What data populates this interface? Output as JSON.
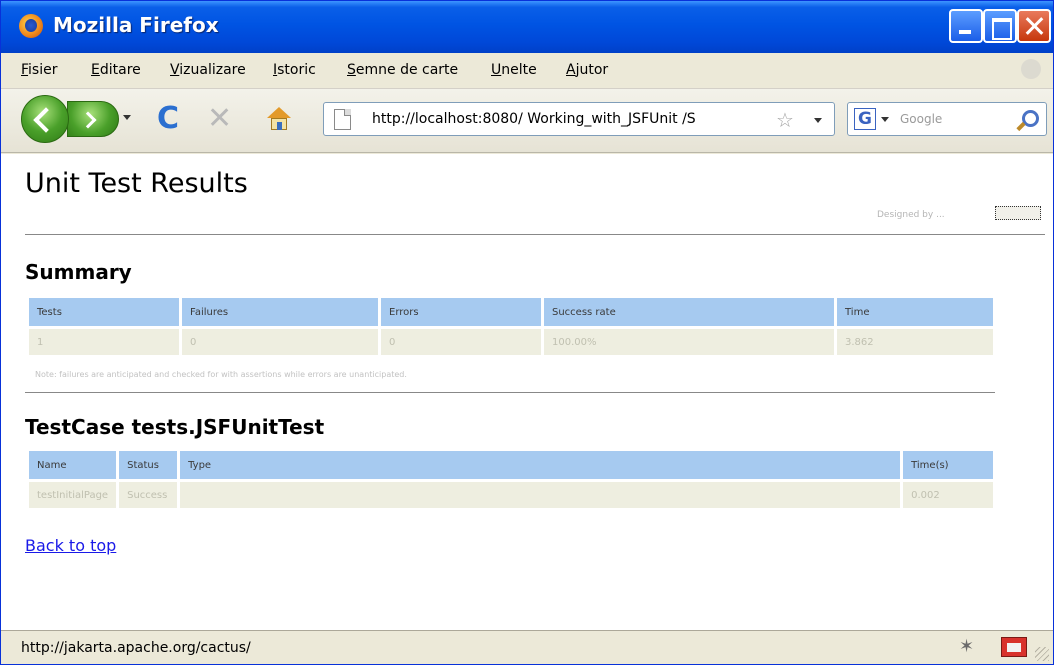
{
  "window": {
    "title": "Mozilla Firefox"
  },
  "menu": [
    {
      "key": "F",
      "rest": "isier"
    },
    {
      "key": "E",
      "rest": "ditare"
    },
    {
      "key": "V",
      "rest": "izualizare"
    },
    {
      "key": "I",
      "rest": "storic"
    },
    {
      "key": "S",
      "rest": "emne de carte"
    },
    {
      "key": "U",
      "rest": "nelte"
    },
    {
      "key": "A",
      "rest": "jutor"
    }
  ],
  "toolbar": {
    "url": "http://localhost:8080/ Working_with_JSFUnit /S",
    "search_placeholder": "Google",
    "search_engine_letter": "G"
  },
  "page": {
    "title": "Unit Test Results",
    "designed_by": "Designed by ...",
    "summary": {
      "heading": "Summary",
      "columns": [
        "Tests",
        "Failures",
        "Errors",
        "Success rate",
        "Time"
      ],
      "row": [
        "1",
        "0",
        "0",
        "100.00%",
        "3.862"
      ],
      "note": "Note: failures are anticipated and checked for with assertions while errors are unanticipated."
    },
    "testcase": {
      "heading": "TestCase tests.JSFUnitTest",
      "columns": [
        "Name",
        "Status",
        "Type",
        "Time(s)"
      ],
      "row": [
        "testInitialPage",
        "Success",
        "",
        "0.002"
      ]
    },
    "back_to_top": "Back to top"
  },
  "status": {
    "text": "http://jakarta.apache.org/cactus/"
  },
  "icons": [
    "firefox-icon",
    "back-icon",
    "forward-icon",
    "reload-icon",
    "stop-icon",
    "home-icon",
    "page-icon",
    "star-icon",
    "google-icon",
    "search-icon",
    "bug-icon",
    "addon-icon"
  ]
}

----

### PROBLEM DESCRIPTION
Copy the records word for word, leaving no picture in the copy.

### OUTPUT FOR THIS EXERCISE
What data populates this interface? Output as JSON.
{
  "window": {
    "title": "Mozilla Firefox"
  },
  "menu": [
    {
      "key": "F",
      "rest": "isier"
    },
    {
      "key": "E",
      "rest": "ditare"
    },
    {
      "key": "V",
      "rest": "izualizare"
    },
    {
      "key": "I",
      "rest": "storic"
    },
    {
      "key": "S",
      "rest": "emne de carte"
    },
    {
      "key": "U",
      "rest": "nelte"
    },
    {
      "key": "A",
      "rest": "jutor"
    }
  ],
  "toolbar": {
    "url": "http://localhost:8080/ Working_with_JSFUnit /S",
    "search_placeholder": "Google",
    "search_engine_letter": "G"
  },
  "page": {
    "title": "Unit Test Results",
    "designed_by": "Designed by ...",
    "summary": {
      "heading": "Summary",
      "columns": [
        "Tests",
        "Failures",
        "Errors",
        "Success rate",
        "Time"
      ],
      "row": [
        "1",
        "0",
        "0",
        "100.00%",
        "3.862"
      ],
      "note": "Note: failures are anticipated and checked for with assertions while errors are unanticipated."
    },
    "testcase": {
      "heading": "TestCase tests.JSFUnitTest",
      "columns": [
        "Name",
        "Status",
        "Type",
        "Time(s)"
      ],
      "row": [
        "testInitialPage",
        "Success",
        "",
        "0.002"
      ]
    },
    "back_to_top": "Back to top"
  },
  "status": {
    "text": "http://jakarta.apache.org/cactus/"
  },
  "icons": [
    "firefox-icon",
    "back-icon",
    "forward-icon",
    "reload-icon",
    "stop-icon",
    "home-icon",
    "page-icon",
    "star-icon",
    "google-icon",
    "search-icon",
    "bug-icon",
    "addon-icon"
  ]
}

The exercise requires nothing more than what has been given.